--- Data to process ---
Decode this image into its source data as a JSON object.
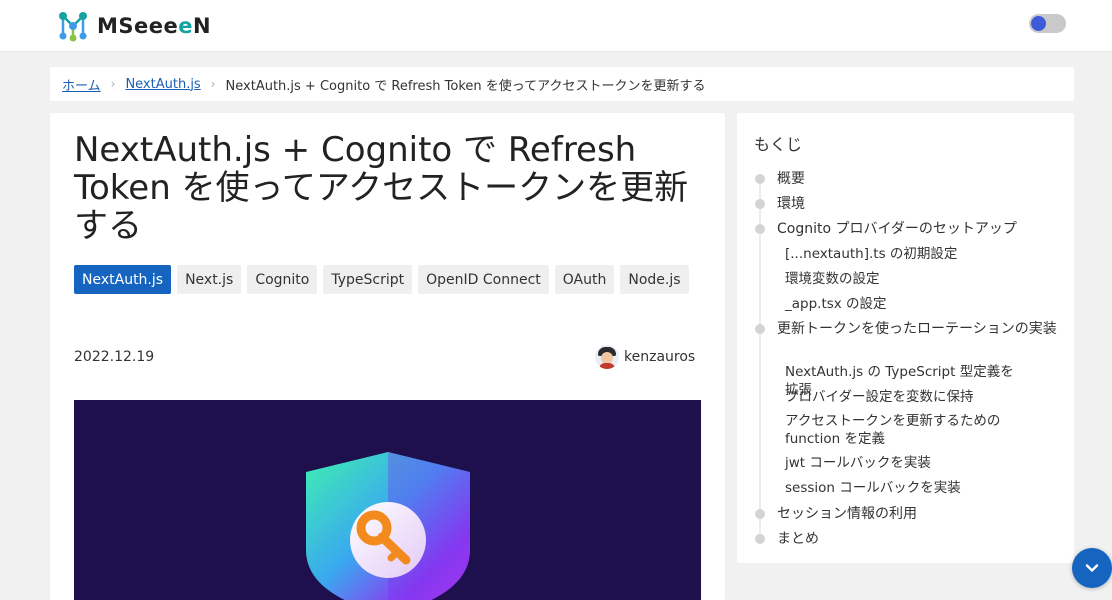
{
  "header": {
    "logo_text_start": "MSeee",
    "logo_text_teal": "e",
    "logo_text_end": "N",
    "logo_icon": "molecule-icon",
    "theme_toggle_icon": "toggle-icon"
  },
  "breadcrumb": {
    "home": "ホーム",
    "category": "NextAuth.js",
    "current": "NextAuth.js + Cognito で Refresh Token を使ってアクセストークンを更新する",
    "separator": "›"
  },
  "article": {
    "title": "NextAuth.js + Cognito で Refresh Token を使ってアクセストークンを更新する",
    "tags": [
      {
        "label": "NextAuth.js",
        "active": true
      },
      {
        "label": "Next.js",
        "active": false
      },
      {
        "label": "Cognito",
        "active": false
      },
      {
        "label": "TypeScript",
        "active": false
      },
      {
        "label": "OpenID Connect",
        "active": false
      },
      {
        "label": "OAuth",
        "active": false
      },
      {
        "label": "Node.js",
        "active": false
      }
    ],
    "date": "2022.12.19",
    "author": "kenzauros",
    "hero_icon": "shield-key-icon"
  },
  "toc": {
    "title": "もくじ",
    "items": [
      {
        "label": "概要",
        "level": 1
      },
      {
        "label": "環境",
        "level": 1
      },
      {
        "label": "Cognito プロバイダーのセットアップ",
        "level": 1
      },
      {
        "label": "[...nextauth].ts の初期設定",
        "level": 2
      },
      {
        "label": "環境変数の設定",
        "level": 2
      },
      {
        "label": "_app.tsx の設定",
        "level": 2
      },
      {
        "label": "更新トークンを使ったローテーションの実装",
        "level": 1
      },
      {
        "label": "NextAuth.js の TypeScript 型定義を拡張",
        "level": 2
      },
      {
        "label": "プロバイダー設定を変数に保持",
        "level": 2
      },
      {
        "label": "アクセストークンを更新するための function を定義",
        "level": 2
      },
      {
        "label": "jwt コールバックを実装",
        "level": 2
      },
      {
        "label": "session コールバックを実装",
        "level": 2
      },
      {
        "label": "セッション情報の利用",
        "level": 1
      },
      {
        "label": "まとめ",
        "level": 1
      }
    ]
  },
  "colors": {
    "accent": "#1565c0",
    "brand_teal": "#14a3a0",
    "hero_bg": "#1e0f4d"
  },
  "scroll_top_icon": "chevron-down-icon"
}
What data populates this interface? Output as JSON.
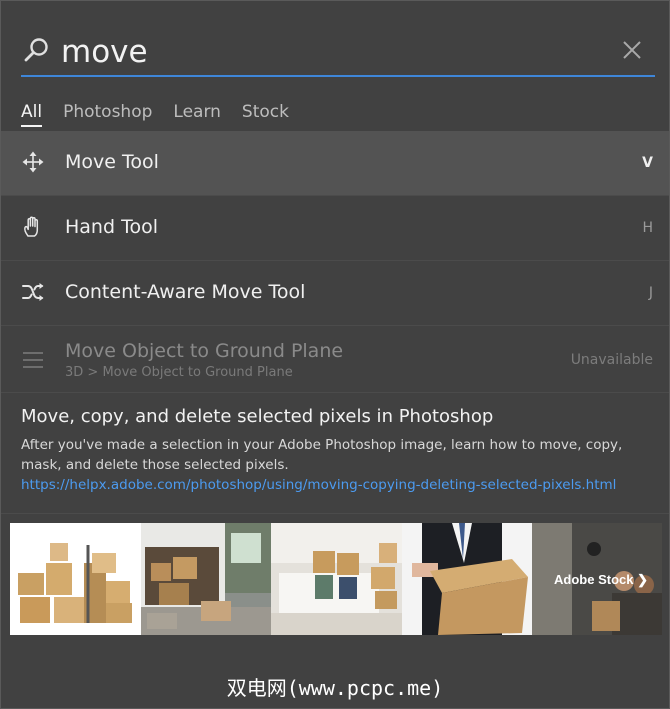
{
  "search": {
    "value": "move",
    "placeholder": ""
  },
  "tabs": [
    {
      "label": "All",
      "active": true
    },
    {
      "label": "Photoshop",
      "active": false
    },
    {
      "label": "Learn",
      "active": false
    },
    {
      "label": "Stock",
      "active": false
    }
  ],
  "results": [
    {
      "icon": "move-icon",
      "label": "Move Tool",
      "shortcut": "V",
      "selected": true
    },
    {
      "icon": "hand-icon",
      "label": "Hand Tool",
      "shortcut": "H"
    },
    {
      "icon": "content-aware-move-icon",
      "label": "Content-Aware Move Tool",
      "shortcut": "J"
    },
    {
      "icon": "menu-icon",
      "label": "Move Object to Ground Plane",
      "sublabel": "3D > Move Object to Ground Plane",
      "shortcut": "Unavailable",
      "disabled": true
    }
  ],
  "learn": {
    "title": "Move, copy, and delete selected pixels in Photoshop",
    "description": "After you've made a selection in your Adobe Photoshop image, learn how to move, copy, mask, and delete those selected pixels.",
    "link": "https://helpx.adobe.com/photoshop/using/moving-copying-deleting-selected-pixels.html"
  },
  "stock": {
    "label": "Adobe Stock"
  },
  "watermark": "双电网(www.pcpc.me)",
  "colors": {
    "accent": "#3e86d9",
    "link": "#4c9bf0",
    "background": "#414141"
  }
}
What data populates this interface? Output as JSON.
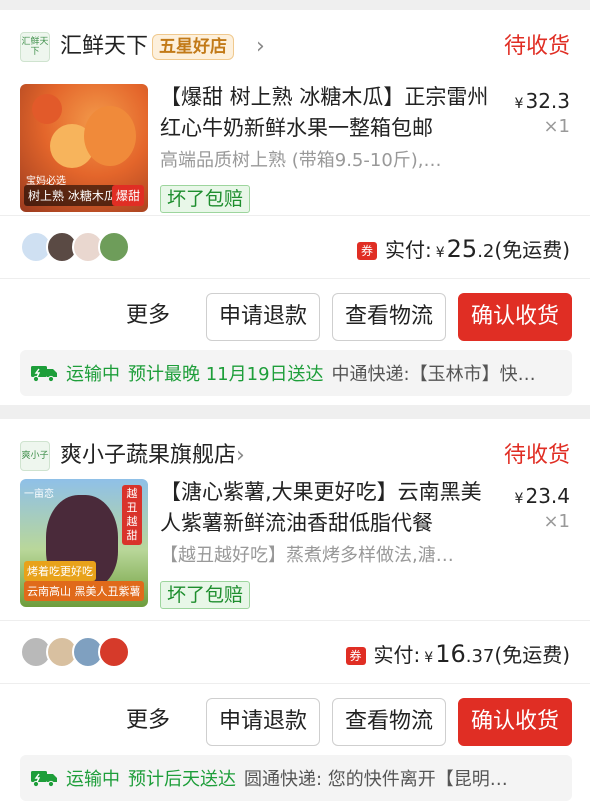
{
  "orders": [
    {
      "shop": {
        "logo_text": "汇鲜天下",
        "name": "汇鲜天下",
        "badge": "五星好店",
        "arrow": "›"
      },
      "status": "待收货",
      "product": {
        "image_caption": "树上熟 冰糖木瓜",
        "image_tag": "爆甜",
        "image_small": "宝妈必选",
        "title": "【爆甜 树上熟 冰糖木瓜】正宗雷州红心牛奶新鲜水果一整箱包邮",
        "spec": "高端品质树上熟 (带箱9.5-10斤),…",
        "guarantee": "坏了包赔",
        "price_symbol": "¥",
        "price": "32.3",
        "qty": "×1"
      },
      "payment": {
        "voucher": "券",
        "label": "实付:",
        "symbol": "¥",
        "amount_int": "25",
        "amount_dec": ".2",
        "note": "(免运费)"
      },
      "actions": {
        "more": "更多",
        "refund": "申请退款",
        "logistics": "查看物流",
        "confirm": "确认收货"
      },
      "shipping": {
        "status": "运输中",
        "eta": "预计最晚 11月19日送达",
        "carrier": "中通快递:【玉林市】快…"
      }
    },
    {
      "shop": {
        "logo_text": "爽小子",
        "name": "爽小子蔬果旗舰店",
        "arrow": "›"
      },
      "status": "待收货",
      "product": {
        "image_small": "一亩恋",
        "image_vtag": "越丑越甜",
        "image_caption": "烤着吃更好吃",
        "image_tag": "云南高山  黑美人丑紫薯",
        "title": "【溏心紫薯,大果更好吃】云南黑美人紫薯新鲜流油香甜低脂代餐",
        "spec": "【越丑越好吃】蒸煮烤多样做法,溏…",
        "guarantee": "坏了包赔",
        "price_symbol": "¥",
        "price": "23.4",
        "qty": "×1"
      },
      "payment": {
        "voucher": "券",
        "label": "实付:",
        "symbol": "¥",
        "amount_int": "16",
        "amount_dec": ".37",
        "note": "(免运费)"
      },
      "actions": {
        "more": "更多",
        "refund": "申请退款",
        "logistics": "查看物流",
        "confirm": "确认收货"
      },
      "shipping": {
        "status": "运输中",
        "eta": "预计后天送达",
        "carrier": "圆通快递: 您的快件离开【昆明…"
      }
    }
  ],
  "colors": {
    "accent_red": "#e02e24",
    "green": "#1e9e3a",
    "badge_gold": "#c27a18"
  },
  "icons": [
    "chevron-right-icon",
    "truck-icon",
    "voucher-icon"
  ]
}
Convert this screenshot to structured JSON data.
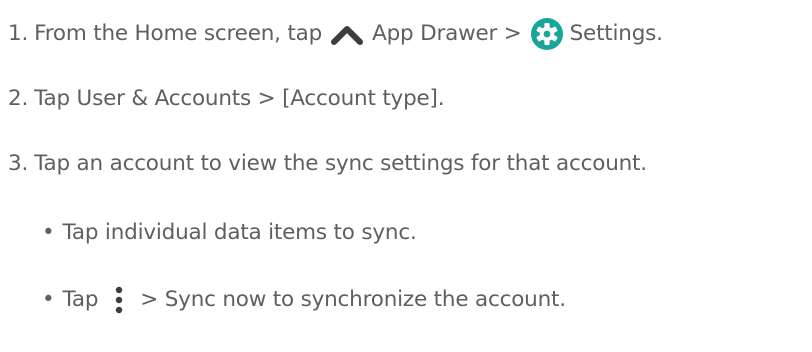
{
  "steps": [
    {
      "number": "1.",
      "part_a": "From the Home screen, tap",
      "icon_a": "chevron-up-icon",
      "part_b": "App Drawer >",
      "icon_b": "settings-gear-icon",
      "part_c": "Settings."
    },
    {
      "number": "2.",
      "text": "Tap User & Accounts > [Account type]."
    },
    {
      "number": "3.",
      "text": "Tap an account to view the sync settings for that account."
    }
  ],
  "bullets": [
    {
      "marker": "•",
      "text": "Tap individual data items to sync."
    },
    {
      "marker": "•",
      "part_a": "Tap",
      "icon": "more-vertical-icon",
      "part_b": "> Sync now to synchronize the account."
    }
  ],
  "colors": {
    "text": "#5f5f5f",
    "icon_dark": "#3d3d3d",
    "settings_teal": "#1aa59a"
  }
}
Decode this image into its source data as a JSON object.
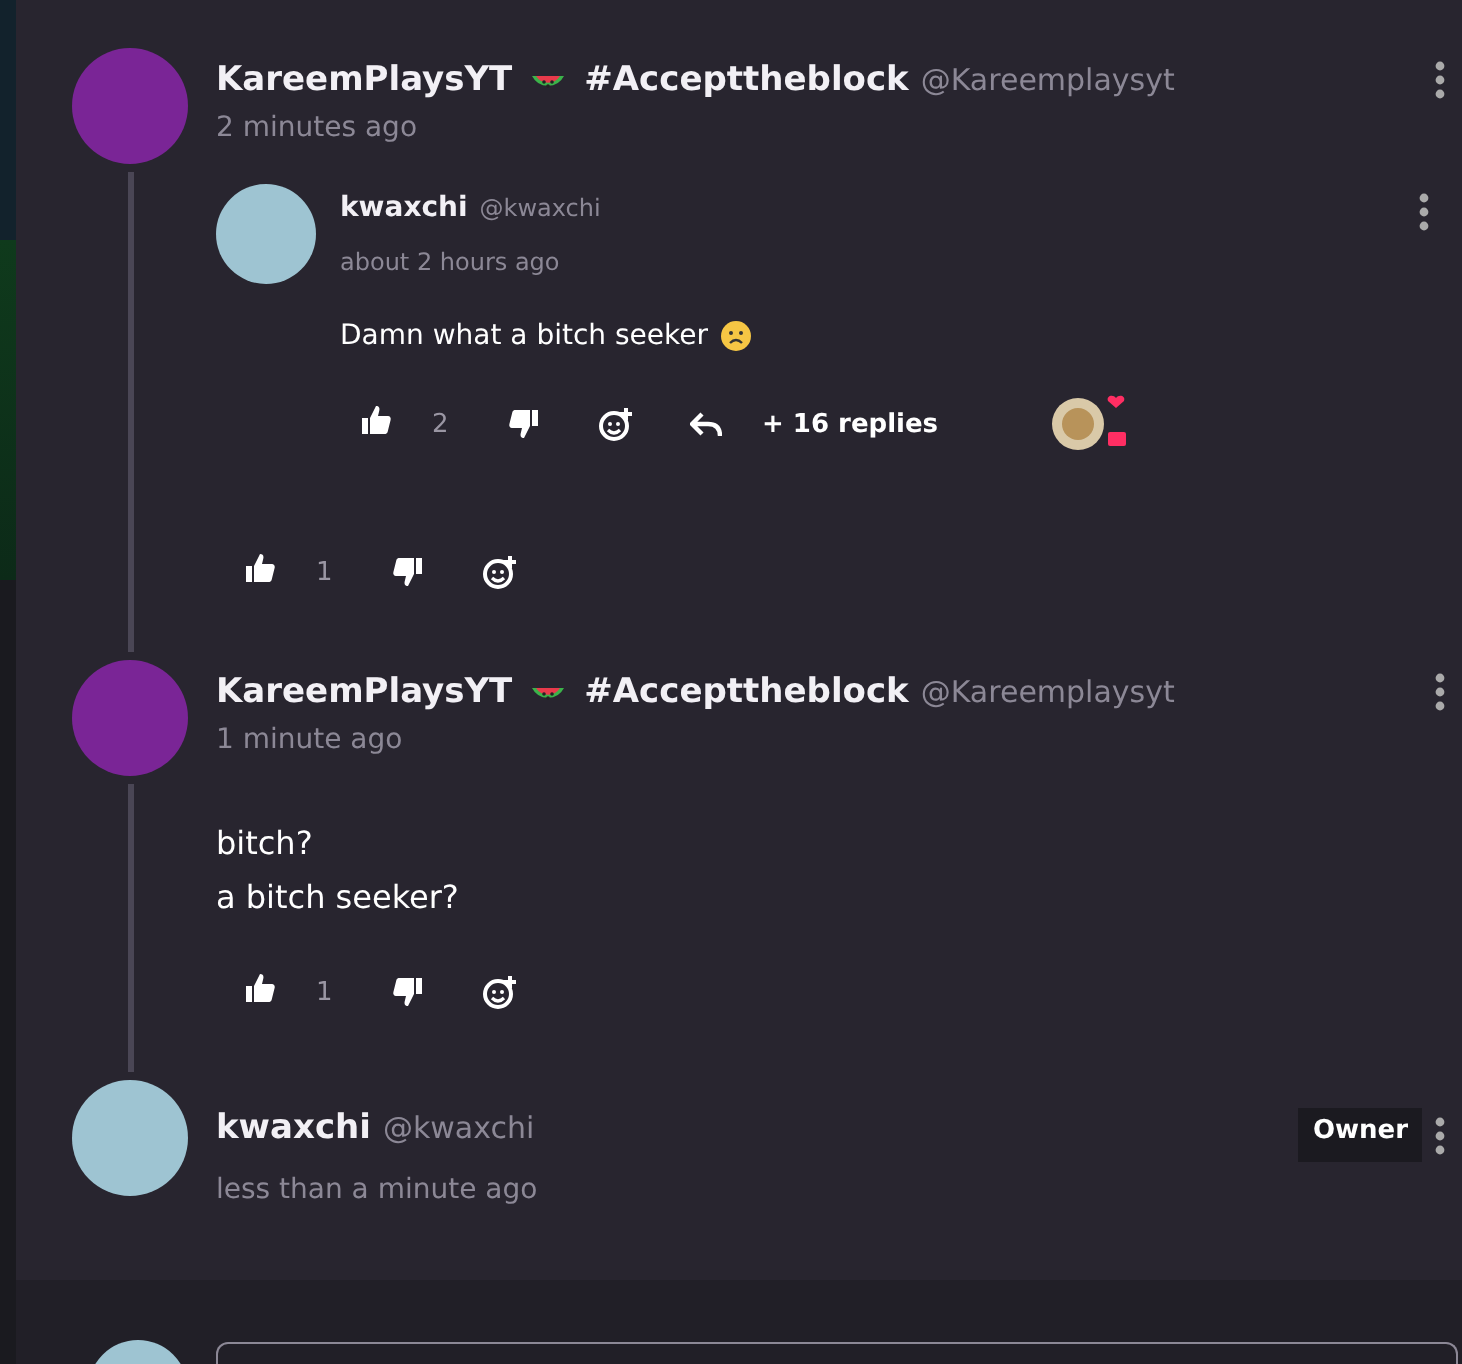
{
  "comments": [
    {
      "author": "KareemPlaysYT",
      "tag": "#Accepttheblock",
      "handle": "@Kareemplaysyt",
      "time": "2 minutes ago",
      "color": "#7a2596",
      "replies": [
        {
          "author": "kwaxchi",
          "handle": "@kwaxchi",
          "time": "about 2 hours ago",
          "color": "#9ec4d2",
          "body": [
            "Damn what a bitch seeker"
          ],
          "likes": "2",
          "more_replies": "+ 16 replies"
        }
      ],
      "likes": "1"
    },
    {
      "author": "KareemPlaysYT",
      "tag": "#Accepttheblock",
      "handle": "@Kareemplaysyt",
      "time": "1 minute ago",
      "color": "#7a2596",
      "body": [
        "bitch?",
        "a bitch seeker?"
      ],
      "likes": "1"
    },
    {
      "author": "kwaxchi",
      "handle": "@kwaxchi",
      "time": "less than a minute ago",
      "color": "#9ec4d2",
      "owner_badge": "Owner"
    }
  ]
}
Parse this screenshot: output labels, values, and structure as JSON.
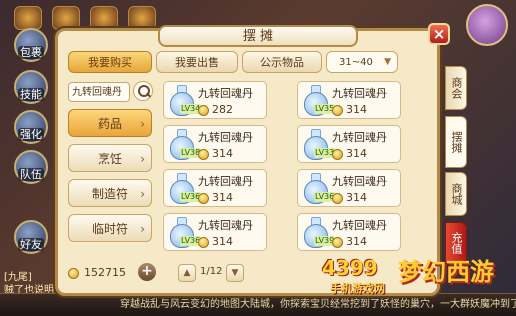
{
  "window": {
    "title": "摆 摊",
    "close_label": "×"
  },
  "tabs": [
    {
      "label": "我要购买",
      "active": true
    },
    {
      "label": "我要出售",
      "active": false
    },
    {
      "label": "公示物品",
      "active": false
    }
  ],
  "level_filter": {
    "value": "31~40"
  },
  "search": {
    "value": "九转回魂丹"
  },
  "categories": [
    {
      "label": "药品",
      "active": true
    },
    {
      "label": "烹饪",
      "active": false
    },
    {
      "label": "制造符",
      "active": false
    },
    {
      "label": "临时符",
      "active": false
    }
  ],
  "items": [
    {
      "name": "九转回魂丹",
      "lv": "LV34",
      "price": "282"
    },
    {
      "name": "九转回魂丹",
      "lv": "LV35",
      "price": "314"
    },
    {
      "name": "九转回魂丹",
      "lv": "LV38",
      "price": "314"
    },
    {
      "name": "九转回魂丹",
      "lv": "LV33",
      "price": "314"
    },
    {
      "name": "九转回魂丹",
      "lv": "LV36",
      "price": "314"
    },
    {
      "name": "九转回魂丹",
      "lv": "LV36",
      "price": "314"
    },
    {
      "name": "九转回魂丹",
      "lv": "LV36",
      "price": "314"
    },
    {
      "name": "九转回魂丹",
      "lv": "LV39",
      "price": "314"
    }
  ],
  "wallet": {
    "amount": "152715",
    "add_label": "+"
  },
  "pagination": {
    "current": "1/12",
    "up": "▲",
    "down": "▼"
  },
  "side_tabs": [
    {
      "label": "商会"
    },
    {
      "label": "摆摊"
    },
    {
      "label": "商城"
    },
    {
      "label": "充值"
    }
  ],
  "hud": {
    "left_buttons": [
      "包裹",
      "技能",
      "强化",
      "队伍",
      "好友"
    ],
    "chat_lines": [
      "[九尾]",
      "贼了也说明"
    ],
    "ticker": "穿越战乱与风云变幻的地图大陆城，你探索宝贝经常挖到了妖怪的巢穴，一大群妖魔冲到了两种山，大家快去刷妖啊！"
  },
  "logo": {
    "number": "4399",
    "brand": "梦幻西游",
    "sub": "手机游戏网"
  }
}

--- What is expected ---
Write out every line of the entries that holds the word "冰糖木瓜".

--- The answer ---
        "image_caption": "树上熟 冰糖木瓜",
        "title": "【爆甜 树上熟 冰糖木瓜】正宗雷州红心牛奶新鲜水果一整箱包邮",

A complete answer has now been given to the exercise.